====== DATA ENTRIES

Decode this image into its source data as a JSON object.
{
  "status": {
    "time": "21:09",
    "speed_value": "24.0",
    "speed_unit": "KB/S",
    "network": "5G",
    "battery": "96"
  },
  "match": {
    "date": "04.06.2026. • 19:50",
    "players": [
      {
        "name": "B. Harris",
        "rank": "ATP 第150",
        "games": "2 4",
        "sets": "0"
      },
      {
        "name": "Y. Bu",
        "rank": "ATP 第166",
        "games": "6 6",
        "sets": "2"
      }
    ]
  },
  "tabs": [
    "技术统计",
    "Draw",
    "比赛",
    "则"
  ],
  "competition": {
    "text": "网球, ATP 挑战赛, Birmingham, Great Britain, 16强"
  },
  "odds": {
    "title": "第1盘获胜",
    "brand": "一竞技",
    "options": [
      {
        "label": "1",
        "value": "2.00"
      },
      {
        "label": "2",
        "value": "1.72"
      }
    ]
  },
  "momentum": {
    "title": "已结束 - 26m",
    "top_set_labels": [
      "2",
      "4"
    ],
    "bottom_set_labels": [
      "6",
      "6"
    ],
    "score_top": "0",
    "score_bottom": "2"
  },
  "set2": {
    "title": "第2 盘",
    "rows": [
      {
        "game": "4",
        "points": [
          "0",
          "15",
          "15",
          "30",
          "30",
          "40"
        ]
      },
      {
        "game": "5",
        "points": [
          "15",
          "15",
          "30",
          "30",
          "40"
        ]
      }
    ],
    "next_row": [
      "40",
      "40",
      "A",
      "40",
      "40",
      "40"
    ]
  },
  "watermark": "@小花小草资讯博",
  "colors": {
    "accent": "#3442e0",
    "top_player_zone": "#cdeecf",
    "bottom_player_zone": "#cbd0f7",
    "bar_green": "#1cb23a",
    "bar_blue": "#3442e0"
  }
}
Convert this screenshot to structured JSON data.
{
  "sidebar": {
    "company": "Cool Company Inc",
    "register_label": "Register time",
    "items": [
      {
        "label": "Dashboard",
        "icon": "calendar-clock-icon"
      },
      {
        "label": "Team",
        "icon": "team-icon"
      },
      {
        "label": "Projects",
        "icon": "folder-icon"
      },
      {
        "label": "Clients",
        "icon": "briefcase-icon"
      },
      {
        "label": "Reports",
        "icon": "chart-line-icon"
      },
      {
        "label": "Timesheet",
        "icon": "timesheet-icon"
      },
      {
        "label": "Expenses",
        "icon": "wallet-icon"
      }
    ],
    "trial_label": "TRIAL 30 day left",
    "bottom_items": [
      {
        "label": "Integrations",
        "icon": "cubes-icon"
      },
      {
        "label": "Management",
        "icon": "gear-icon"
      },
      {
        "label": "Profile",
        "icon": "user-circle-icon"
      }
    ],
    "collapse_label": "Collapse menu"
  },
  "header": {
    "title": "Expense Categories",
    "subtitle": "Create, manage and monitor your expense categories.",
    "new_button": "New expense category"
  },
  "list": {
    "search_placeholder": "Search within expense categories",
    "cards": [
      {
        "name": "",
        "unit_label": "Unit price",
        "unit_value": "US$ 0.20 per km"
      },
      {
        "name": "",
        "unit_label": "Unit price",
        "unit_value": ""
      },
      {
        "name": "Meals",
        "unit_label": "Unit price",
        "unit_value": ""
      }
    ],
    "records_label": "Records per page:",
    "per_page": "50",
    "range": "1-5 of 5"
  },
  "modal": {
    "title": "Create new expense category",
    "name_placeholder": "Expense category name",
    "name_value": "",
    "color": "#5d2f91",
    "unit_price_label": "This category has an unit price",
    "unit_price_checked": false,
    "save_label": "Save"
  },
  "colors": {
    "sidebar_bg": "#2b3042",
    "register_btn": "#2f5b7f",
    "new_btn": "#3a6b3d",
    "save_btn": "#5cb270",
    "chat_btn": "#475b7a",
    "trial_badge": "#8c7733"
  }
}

============

#### [DIRECTIONS FOR THIS TASK]
Print back all the lines verbatim.

#### [CORRECT ANSWER]
Decode this image into its source data as a JSON object.
{
  "status": {
    "time": "21:09",
    "speed_value": "24.0",
    "speed_unit": "KB/S",
    "network": "5G",
    "battery": "96"
  },
  "match": {
    "date": "04.06.2026. • 19:50",
    "players": [
      {
        "name": "B. Harris",
        "rank": "ATP 第150",
        "games": "2 4",
        "sets": "0"
      },
      {
        "name": "Y. Bu",
        "rank": "ATP 第166",
        "games": "6 6",
        "sets": "2"
      }
    ]
  },
  "tabs": [
    "技术统计",
    "Draw",
    "比赛",
    "则"
  ],
  "competition": {
    "text": "网球, ATP 挑战赛, Birmingham, Great Britain, 16强"
  },
  "odds": {
    "title": "第1盘获胜",
    "brand": "一竞技",
    "options": [
      {
        "label": "1",
        "value": "2.00"
      },
      {
        "label": "2",
        "value": "1.72"
      }
    ]
  },
  "momentum": {
    "title": "已结束 - 26m",
    "top_set_labels": [
      "2",
      "4"
    ],
    "bottom_set_labels": [
      "6",
      "6"
    ],
    "score_top": "0",
    "score_bottom": "2"
  },
  "set2": {
    "title": "第2 盘",
    "rows": [
      {
        "game": "4",
        "points": [
          "0",
          "15",
          "15",
          "30",
          "30",
          "40"
        ]
      },
      {
        "game": "5",
        "points": [
          "15",
          "15",
          "30",
          "30",
          "40"
        ]
      }
    ],
    "next_row": [
      "40",
      "40",
      "A",
      "40",
      "40",
      "40"
    ]
  },
  "watermark": "@小花小草资讯博",
  "colors": {
    "accent": "#3442e0",
    "top_player_zone": "#cdeecf",
    "bottom_player_zone": "#cbd0f7",
    "bar_green": "#1cb23a",
    "bar_blue": "#3442e0"
  }
}
Convert this screenshot to structured JSON data.
{
  "sidebar": {
    "company": "Cool Company Inc",
    "register_label": "Register time",
    "items": [
      {
        "label": "Dashboard",
        "icon": "calendar-clock-icon"
      },
      {
        "label": "Team",
        "icon": "team-icon"
      },
      {
        "label": "Projects",
        "icon": "folder-icon"
      },
      {
        "label": "Clients",
        "icon": "briefcase-icon"
      },
      {
        "label": "Reports",
        "icon": "chart-line-icon"
      },
      {
        "label": "Timesheet",
        "icon": "timesheet-icon"
      },
      {
        "label": "Expenses",
        "icon": "wallet-icon"
      }
    ],
    "trial_label": "TRIAL 30 day left",
    "bottom_items": [
      {
        "label": "Integrations",
        "icon": "cubes-icon"
      },
      {
        "label": "Management",
        "icon": "gear-icon"
      },
      {
        "label": "Profile",
        "icon": "user-circle-icon"
      }
    ],
    "collapse_label": "Collapse menu"
  },
  "header": {
    "title": "Expense Categories",
    "subtitle": "Create, manage and monitor your expense categories.",
    "new_button": "New expense category"
  },
  "list": {
    "search_placeholder": "Search within expense categories",
    "cards": [
      {
        "name": "",
        "unit_label": "Unit price",
        "unit_value": "US$ 0.20 per km"
      },
      {
        "name": "",
        "unit_label": "Unit price",
        "unit_value": ""
      },
      {
        "name": "Meals",
        "unit_label": "Unit price",
        "unit_value": ""
      }
    ],
    "records_label": "Records per page:",
    "per_page": "50",
    "range": "1-5 of 5"
  },
  "modal": {
    "title": "Create new expense category",
    "name_placeholder": "Expense category name",
    "name_value": "",
    "color": "#5d2f91",
    "unit_price_label": "This category has an unit price",
    "unit_price_checked": false,
    "save_label": "Save"
  },
  "colors": {
    "sidebar_bg": "#2b3042",
    "register_btn": "#2f5b7f",
    "new_btn": "#3a6b3d",
    "save_btn": "#5cb270",
    "chat_btn": "#475b7a",
    "trial_badge": "#8c7733"
  }
}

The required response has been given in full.